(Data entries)
####
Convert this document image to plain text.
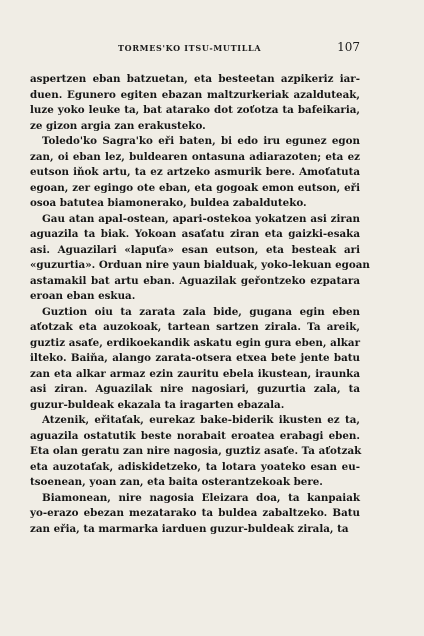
TORMES'KO ITSU-MUTILLA	107
aspertzen eban batzuetan, eta besteetan azpikeriz iar-
duen. Egunero egiten ebazan maltzurkeriak azalduteak,
luze yoko leuke ta, bat atarako dot zoťotza ta bafeikaria,
ze gizon argia zan erakusteko.
Toledo'ko Sagra'ko eři baten, bi edo iru egunez egon
zan, oi eban lez, buldearen ontasuna adiarazoten; eta ez
eutson iňok artu, ta ez artzeko asmurik bere. Amoťatuta
egoan, zer egingo ote eban, eta gogoak emon eutson, eři
osoa batutea biamonerako, buldea zabalduteko.
Gau atan apal-ostean, apari-ostekoa yokatzen asi ziran
aguazila ta biak. Yokoan asaťatu ziran eta gaizki-esaka
asi. Aguazilari «lapuťa» esan eutson, eta besteak ari
«guzurtia». Orduan nire yaun bialduak, yoko-lekuan egoan
astamakil bat artu eban. Aguazilak geřontzeko ezpatara
eroan eban eskua.
Guztion oiu ta zarata zala bide, gugana egin eben
aťotzak eta auzokoak, tartean sartzen zirala. Ta areik,
guztiz asaťe, erdikoekandik askatu egin gura eben, alkar
ilteko. Baiňa, alango zarata-otsera etxea bete jente batu
zan eta alkar armaz ezin zauritu ebela ikustean, iraunka
asi ziran. Aguazilak nire nagosiari, guzurtia zala, ta
guzur-buldeak ekazala ta iragarten ebazala.
Atzenik, eřitaťak, eurekaz bake-biderik ikusten ez ta,
aguazila ostatutik beste norabait eroatea erabagi eben.
Eta olan geratu zan nire nagosia, guztiz asaťe. Ta aťotzak
eta auzotaťak, adiskidetzeko, ta lotara yoateko esan eu-
tsoenean, yoan zan, eta baita osterantzekoak bere.
Biamonean, nire nagosia Eleizara doa, ta kanpaiak
yo-erazo ebezan mezatarako ta buldea zabaltzeko. Batu
zan eřia, ta marmarka iarduen guzur-buldeak zirala, ta
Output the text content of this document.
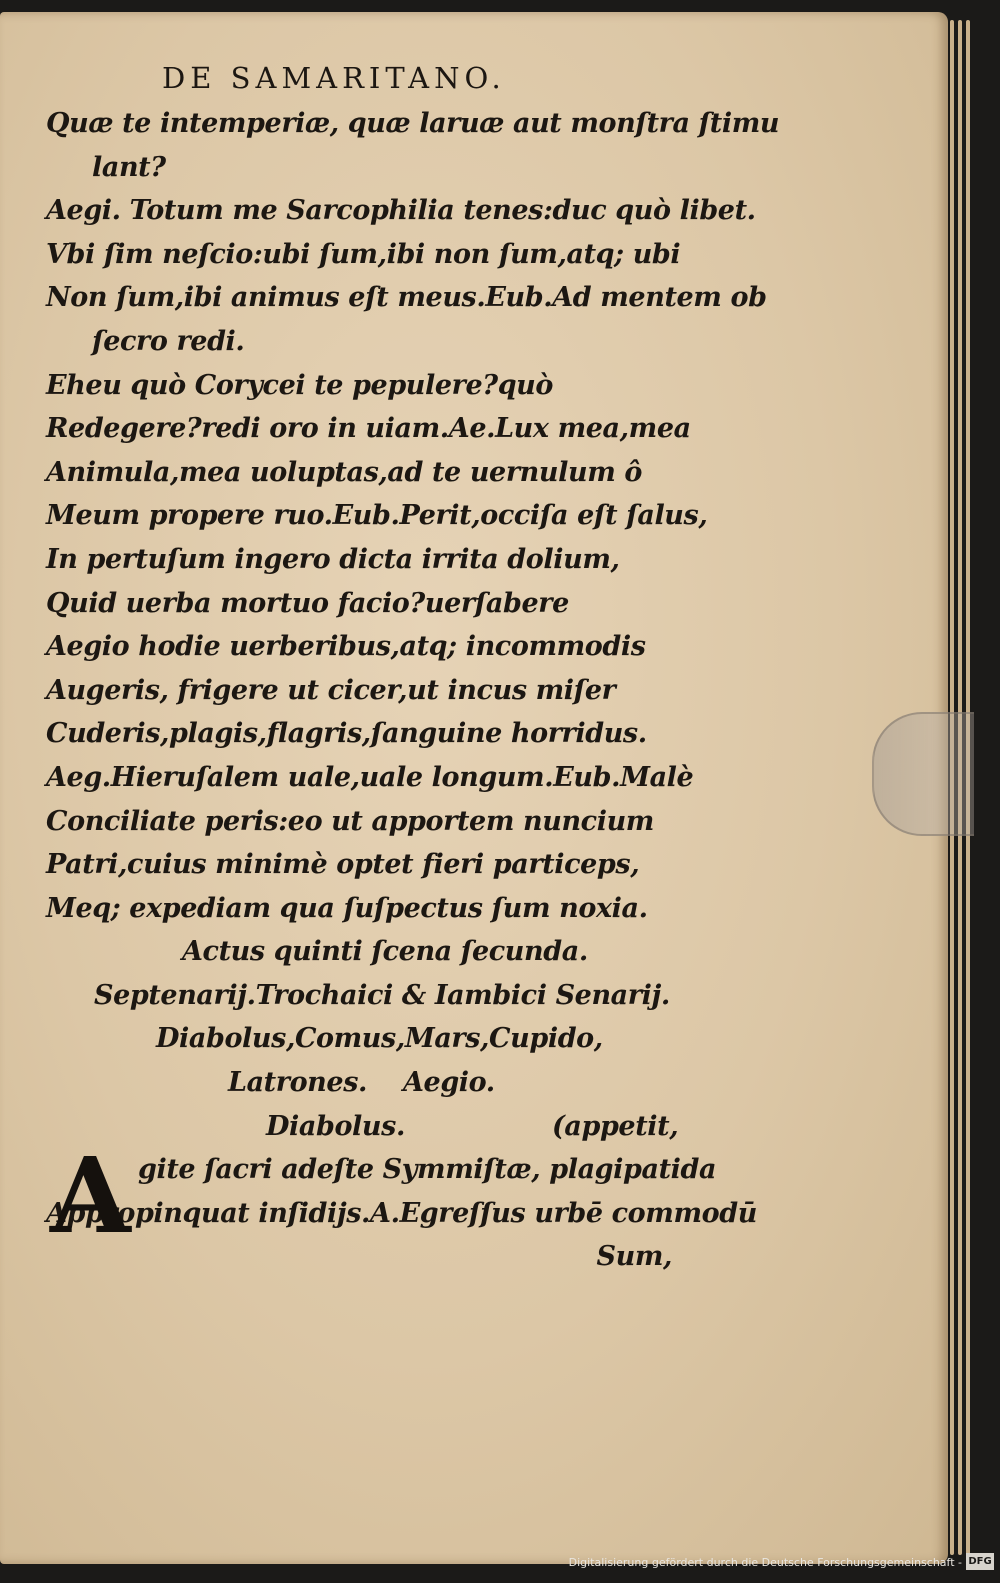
DE SAMARITANO.
Quæ te intemperiæ, quæ laruæ aut monſtra ſtimu
lant?
Aegi. Totum me Sarcophilia tenes:duc quò libet.
Vbi ſim neſcio:ubi ſum,ibi non ſum,atq; ubi
Non ſum,ibi animus eſt meus.Eub.Ad mentem ob
ſecro redi.
Eheu quò Corycei te pepulere?quò
Redegere?redi oro in uiam.Ae.Lux mea,mea
Animula,mea uoluptas,ad te uernulum ô
Meum propere ruo.Eub.Perit,occiſa eſt ſalus,
In pertuſum ingero dicta irrita dolium,
Quid uerba mortuo facio?uerſabere
Aegio hodie uerberibus,atq; incommodis
Augeris, frigere ut cicer,ut incus miſer
Cuderis,plagis,flagris,ſanguine horridus.
Aeg.Hieruſalem uale,uale longum.Eub.Malè
Conciliate peris:eo ut apportem nuncium
Patri,cuius minimè optet fieri particeps,
Meq; expediam qua ſuſpectus ſum noxia.
Actus quinti ſcena ſecunda.
Septenarij.Trochaici & Iambici Senarij.
Diabolus,Comus,Mars,Cupido,
Latrones.    Aegio.
Diabolus.	(appetit,
A gite ſacri adeſte Symmiſtæ, plagipatida
Appropinquat inſidijs.A.Egreſſus urbē commodū
Sum,
Digitalisierung gefördert durch die Deutsche Forschungsgemeinschaft - DFG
####
== THE REQUEST ==
Write out each line of the data exactly; the images should be left out.

== EXERCISE RESULT ==
Convert this document image to plain text.
TORMES'KO ITSU-MUTILLA	107
aspertzen eban batzuetan, eta besteetan azpikeriz iar-
duen. Egunero egiten ebazan maltzurkeriak azalduteak,
luze yoko leuke ta, bat atarako dot zoťotza ta bafeikaria,
ze gizon argia zan erakusteko.
Toledo'ko Sagra'ko eři baten, bi edo iru egunez egon
zan, oi eban lez, buldearen ontasuna adiarazoten; eta ez
eutson iňok artu, ta ez artzeko asmurik bere. Amoťatuta
egoan, zer egingo ote eban, eta gogoak emon eutson, eři
osoa batutea biamonerako, buldea zabalduteko.
Gau atan apal-ostean, apari-ostekoa yokatzen asi ziran
aguazila ta biak. Yokoan asaťatu ziran eta gaizki-esaka
asi. Aguazilari «lapuťa» esan eutson, eta besteak ari
«guzurtia». Orduan nire yaun bialduak, yoko-lekuan egoan
astamakil bat artu eban. Aguazilak geřontzeko ezpatara
eroan eban eskua.
Guztion oiu ta zarata zala bide, gugana egin eben
aťotzak eta auzokoak, tartean sartzen zirala. Ta areik,
guztiz asaťe, erdikoekandik askatu egin gura eben, alkar
ilteko. Baiňa, alango zarata-otsera etxea bete jente batu
zan eta alkar armaz ezin zauritu ebela ikustean, iraunka
asi ziran. Aguazilak nire nagosiari, guzurtia zala, ta
guzur-buldeak ekazala ta iragarten ebazala.
Atzenik, eřitaťak, eurekaz bake-biderik ikusten ez ta,
aguazila ostatutik beste norabait eroatea erabagi eben.
Eta olan geratu zan nire nagosia, guztiz asaťe. Ta aťotzak
eta auzotaťak, adiskidetzeko, ta lotara yoateko esan eu-
tsoenean, yoan zan, eta baita osterantzekoak bere.
Biamonean, nire nagosia Eleizara doa, ta kanpaiak
yo-erazo ebezan mezatarako ta buldea zabaltzeko. Batu
zan eřia, ta marmarka iarduen guzur-buldeak zirala, ta
Output the text content of this document.
DE SAMARITANO.
Quæ te intemperiæ, quæ laruæ aut monſtra ſtimu
lant?
Aegi. Totum me Sarcophilia tenes:duc quò libet.
Vbi ſim neſcio:ubi ſum,ibi non ſum,atq; ubi
Non ſum,ibi animus eſt meus.Eub.Ad mentem ob
ſecro redi.
Eheu quò Corycei te pepulere?quò
Redegere?redi oro in uiam.Ae.Lux mea,mea
Animula,mea uoluptas,ad te uernulum ô
Meum propere ruo.Eub.Perit,occiſa eſt ſalus,
In pertuſum ingero dicta irrita dolium,
Quid uerba mortuo facio?uerſabere
Aegio hodie uerberibus,atq; incommodis
Augeris, frigere ut cicer,ut incus miſer
Cuderis,plagis,flagris,ſanguine horridus.
Aeg.Hieruſalem uale,uale longum.Eub.Malè
Conciliate peris:eo ut apportem nuncium
Patri,cuius minimè optet fieri particeps,
Meq; expediam qua ſuſpectus ſum noxia.
Actus quinti ſcena ſecunda.
Septenarij.Trochaici & Iambici Senarij.
Diabolus,Comus,Mars,Cupido,
Latrones.    Aegio.
Diabolus.	(appetit,
A gite ſacri adeſte Symmiſtæ, plagipatida
Appropinquat inſidijs.A.Egreſſus urbē commodū
Sum,
Digitalisierung gefördert durch die Deutsche Forschungsgemeinschaft - DFG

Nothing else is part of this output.